___ MATERIAL PROVIDED

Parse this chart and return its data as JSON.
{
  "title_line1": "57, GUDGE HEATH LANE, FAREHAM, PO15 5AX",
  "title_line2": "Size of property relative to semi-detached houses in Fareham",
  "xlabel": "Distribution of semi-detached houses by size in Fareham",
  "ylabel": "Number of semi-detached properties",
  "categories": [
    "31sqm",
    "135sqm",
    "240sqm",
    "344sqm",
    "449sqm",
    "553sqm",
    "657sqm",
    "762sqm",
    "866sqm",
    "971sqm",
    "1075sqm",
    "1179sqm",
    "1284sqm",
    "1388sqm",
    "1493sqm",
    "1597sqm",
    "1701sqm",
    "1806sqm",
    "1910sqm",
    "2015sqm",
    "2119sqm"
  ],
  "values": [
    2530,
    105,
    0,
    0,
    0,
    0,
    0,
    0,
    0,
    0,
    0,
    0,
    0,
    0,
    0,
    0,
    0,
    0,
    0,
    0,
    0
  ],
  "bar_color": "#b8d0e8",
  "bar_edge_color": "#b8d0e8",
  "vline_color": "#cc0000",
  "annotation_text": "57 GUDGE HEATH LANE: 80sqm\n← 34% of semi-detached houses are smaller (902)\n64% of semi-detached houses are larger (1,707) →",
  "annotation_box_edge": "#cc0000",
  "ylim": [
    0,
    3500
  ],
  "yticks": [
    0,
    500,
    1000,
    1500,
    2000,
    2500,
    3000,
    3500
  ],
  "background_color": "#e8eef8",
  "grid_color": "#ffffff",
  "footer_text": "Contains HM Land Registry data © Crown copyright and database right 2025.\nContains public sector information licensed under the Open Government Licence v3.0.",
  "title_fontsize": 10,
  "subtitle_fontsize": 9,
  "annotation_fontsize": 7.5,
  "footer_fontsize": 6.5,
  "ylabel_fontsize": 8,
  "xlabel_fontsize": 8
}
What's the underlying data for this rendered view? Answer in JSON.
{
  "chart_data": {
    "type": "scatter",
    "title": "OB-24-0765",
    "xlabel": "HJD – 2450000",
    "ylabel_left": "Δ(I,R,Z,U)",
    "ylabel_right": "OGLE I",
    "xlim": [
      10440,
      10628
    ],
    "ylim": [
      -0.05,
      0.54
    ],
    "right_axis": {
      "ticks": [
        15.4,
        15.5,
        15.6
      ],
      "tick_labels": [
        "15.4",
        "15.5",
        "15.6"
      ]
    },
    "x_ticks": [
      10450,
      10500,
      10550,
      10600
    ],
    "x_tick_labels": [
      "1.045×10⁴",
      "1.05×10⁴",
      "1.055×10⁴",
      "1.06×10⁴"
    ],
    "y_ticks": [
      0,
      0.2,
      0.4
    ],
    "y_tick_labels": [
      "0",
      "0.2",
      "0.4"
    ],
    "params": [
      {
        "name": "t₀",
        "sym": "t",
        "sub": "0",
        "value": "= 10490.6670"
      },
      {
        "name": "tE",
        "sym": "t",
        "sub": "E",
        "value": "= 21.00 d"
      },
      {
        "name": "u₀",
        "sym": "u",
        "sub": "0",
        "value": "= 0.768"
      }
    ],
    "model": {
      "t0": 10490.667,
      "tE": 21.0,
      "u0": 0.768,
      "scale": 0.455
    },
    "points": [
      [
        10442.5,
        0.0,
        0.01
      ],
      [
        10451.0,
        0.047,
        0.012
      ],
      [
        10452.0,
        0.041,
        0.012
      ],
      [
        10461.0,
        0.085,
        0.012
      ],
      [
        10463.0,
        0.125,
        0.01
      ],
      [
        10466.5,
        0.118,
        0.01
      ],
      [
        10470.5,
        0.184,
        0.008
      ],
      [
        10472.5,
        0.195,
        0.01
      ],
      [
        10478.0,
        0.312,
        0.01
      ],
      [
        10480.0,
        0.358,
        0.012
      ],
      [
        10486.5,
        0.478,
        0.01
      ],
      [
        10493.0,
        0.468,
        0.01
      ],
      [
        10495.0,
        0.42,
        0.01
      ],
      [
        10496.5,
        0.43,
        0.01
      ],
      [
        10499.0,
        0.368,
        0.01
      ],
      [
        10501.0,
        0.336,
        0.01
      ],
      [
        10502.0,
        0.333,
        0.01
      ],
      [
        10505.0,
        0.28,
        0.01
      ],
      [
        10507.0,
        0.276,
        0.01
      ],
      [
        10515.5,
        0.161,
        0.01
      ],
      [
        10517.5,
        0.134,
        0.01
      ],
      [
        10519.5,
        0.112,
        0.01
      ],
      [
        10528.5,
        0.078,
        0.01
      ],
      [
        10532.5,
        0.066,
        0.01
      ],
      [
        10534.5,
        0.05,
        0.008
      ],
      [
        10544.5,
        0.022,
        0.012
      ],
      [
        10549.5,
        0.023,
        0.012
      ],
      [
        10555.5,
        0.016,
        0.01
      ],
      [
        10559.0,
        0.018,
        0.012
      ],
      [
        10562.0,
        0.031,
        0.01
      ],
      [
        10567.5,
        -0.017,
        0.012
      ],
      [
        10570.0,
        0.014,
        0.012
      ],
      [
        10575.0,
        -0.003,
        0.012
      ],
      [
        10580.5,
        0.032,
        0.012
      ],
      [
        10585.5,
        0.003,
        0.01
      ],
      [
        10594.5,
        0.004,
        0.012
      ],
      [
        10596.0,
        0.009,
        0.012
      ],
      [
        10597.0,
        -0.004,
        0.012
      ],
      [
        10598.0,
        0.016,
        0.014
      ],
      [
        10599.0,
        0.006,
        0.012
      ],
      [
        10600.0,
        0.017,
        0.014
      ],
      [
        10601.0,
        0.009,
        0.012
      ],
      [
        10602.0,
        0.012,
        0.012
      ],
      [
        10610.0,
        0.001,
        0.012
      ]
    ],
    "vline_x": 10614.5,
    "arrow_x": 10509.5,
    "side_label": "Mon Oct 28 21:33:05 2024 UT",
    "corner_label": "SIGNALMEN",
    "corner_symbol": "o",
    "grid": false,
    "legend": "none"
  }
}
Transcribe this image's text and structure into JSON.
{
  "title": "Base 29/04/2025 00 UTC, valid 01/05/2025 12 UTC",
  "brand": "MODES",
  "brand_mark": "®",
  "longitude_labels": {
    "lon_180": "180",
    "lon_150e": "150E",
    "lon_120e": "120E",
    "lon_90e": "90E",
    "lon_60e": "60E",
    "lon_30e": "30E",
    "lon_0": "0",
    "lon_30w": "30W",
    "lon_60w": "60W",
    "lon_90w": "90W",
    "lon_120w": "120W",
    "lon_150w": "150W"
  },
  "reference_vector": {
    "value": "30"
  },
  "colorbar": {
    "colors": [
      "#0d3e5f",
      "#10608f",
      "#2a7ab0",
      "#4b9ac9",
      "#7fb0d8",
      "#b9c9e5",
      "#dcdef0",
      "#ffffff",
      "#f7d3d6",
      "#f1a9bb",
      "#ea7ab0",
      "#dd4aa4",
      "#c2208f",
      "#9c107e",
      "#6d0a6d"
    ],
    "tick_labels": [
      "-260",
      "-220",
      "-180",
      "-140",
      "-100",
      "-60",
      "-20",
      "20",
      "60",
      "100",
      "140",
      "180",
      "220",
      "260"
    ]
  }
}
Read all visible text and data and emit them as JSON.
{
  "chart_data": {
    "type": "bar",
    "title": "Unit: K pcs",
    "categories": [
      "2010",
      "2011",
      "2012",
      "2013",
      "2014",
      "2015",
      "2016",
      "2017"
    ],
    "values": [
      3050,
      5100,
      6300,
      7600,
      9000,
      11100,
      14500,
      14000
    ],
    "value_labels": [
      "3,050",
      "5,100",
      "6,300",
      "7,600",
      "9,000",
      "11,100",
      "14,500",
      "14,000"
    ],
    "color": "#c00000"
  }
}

______

Copy the data above exactly. Every line must be included.

Parse this chart and return its data as JSON.
{
  "title_line1": "57, GUDGE HEATH LANE, FAREHAM, PO15 5AX",
  "title_line2": "Size of property relative to semi-detached houses in Fareham",
  "xlabel": "Distribution of semi-detached houses by size in Fareham",
  "ylabel": "Number of semi-detached properties",
  "categories": [
    "31sqm",
    "135sqm",
    "240sqm",
    "344sqm",
    "449sqm",
    "553sqm",
    "657sqm",
    "762sqm",
    "866sqm",
    "971sqm",
    "1075sqm",
    "1179sqm",
    "1284sqm",
    "1388sqm",
    "1493sqm",
    "1597sqm",
    "1701sqm",
    "1806sqm",
    "1910sqm",
    "2015sqm",
    "2119sqm"
  ],
  "values": [
    2530,
    105,
    0,
    0,
    0,
    0,
    0,
    0,
    0,
    0,
    0,
    0,
    0,
    0,
    0,
    0,
    0,
    0,
    0,
    0,
    0
  ],
  "bar_color": "#b8d0e8",
  "bar_edge_color": "#b8d0e8",
  "vline_color": "#cc0000",
  "annotation_text": "57 GUDGE HEATH LANE: 80sqm\n← 34% of semi-detached houses are smaller (902)\n64% of semi-detached houses are larger (1,707) →",
  "annotation_box_edge": "#cc0000",
  "ylim": [
    0,
    3500
  ],
  "yticks": [
    0,
    500,
    1000,
    1500,
    2000,
    2500,
    3000,
    3500
  ],
  "background_color": "#e8eef8",
  "grid_color": "#ffffff",
  "footer_text": "Contains HM Land Registry data © Crown copyright and database right 2025.\nContains public sector information licensed under the Open Government Licence v3.0.",
  "title_fontsize": 10,
  "subtitle_fontsize": 9,
  "annotation_fontsize": 7.5,
  "footer_fontsize": 6.5,
  "ylabel_fontsize": 8,
  "xlabel_fontsize": 8
}
What's the underlying data for this rendered view? Answer in JSON.
{
  "chart_data": {
    "type": "scatter",
    "title": "OB-24-0765",
    "xlabel": "HJD – 2450000",
    "ylabel_left": "Δ(I,R,Z,U)",
    "ylabel_right": "OGLE I",
    "xlim": [
      10440,
      10628
    ],
    "ylim": [
      -0.05,
      0.54
    ],
    "right_axis": {
      "ticks": [
        15.4,
        15.5,
        15.6
      ],
      "tick_labels": [
        "15.4",
        "15.5",
        "15.6"
      ]
    },
    "x_ticks": [
      10450,
      10500,
      10550,
      10600
    ],
    "x_tick_labels": [
      "1.045×10⁴",
      "1.05×10⁴",
      "1.055×10⁴",
      "1.06×10⁴"
    ],
    "y_ticks": [
      0,
      0.2,
      0.4
    ],
    "y_tick_labels": [
      "0",
      "0.2",
      "0.4"
    ],
    "params": [
      {
        "name": "t₀",
        "sym": "t",
        "sub": "0",
        "value": "= 10490.6670"
      },
      {
        "name": "tE",
        "sym": "t",
        "sub": "E",
        "value": "= 21.00 d"
      },
      {
        "name": "u₀",
        "sym": "u",
        "sub": "0",
        "value": "= 0.768"
      }
    ],
    "model": {
      "t0": 10490.667,
      "tE": 21.0,
      "u0": 0.768,
      "scale": 0.455
    },
    "points": [
      [
        10442.5,
        0.0,
        0.01
      ],
      [
        10451.0,
        0.047,
        0.012
      ],
      [
        10452.0,
        0.041,
        0.012
      ],
      [
        10461.0,
        0.085,
        0.012
      ],
      [
        10463.0,
        0.125,
        0.01
      ],
      [
        10466.5,
        0.118,
        0.01
      ],
      [
        10470.5,
        0.184,
        0.008
      ],
      [
        10472.5,
        0.195,
        0.01
      ],
      [
        10478.0,
        0.312,
        0.01
      ],
      [
        10480.0,
        0.358,
        0.012
      ],
      [
        10486.5,
        0.478,
        0.01
      ],
      [
        10493.0,
        0.468,
        0.01
      ],
      [
        10495.0,
        0.42,
        0.01
      ],
      [
        10496.5,
        0.43,
        0.01
      ],
      [
        10499.0,
        0.368,
        0.01
      ],
      [
        10501.0,
        0.336,
        0.01
      ],
      [
        10502.0,
        0.333,
        0.01
      ],
      [
        10505.0,
        0.28,
        0.01
      ],
      [
        10507.0,
        0.276,
        0.01
      ],
      [
        10515.5,
        0.161,
        0.01
      ],
      [
        10517.5,
        0.134,
        0.01
      ],
      [
        10519.5,
        0.112,
        0.01
      ],
      [
        10528.5,
        0.078,
        0.01
      ],
      [
        10532.5,
        0.066,
        0.01
      ],
      [
        10534.5,
        0.05,
        0.008
      ],
      [
        10544.5,
        0.022,
        0.012
      ],
      [
        10549.5,
        0.023,
        0.012
      ],
      [
        10555.5,
        0.016,
        0.01
      ],
      [
        10559.0,
        0.018,
        0.012
      ],
      [
        10562.0,
        0.031,
        0.01
      ],
      [
        10567.5,
        -0.017,
        0.012
      ],
      [
        10570.0,
        0.014,
        0.012
      ],
      [
        10575.0,
        -0.003,
        0.012
      ],
      [
        10580.5,
        0.032,
        0.012
      ],
      [
        10585.5,
        0.003,
        0.01
      ],
      [
        10594.5,
        0.004,
        0.012
      ],
      [
        10596.0,
        0.009,
        0.012
      ],
      [
        10597.0,
        -0.004,
        0.012
      ],
      [
        10598.0,
        0.016,
        0.014
      ],
      [
        10599.0,
        0.006,
        0.012
      ],
      [
        10600.0,
        0.017,
        0.014
      ],
      [
        10601.0,
        0.009,
        0.012
      ],
      [
        10602.0,
        0.012,
        0.012
      ],
      [
        10610.0,
        0.001,
        0.012
      ]
    ],
    "vline_x": 10614.5,
    "arrow_x": 10509.5,
    "side_label": "Mon Oct 28 21:33:05 2024 UT",
    "corner_label": "SIGNALMEN",
    "corner_symbol": "o",
    "grid": false,
    "legend": "none"
  }
}
Transcribe this image's text and structure into JSON.
{
  "title": "Base 29/04/2025 00 UTC, valid 01/05/2025 12 UTC",
  "brand": "MODES",
  "brand_mark": "®",
  "longitude_labels": {
    "lon_180": "180",
    "lon_150e": "150E",
    "lon_120e": "120E",
    "lon_90e": "90E",
    "lon_60e": "60E",
    "lon_30e": "30E",
    "lon_0": "0",
    "lon_30w": "30W",
    "lon_60w": "60W",
    "lon_90w": "90W",
    "lon_120w": "120W",
    "lon_150w": "150W"
  },
  "reference_vector": {
    "value": "30"
  },
  "colorbar": {
    "colors": [
      "#0d3e5f",
      "#10608f",
      "#2a7ab0",
      "#4b9ac9",
      "#7fb0d8",
      "#b9c9e5",
      "#dcdef0",
      "#ffffff",
      "#f7d3d6",
      "#f1a9bb",
      "#ea7ab0",
      "#dd4aa4",
      "#c2208f",
      "#9c107e",
      "#6d0a6d"
    ],
    "tick_labels": [
      "-260",
      "-220",
      "-180",
      "-140",
      "-100",
      "-60",
      "-20",
      "20",
      "60",
      "100",
      "140",
      "180",
      "220",
      "260"
    ]
  }
}
Read all visible text and data and emit them as JSON.
{
  "chart_data": {
    "type": "bar",
    "title": "Unit: K pcs",
    "categories": [
      "2010",
      "2011",
      "2012",
      "2013",
      "2014",
      "2015",
      "2016",
      "2017"
    ],
    "values": [
      3050,
      5100,
      6300,
      7600,
      9000,
      11100,
      14500,
      14000
    ],
    "value_labels": [
      "3,050",
      "5,100",
      "6,300",
      "7,600",
      "9,000",
      "11,100",
      "14,500",
      "14,000"
    ],
    "color": "#c00000"
  }
}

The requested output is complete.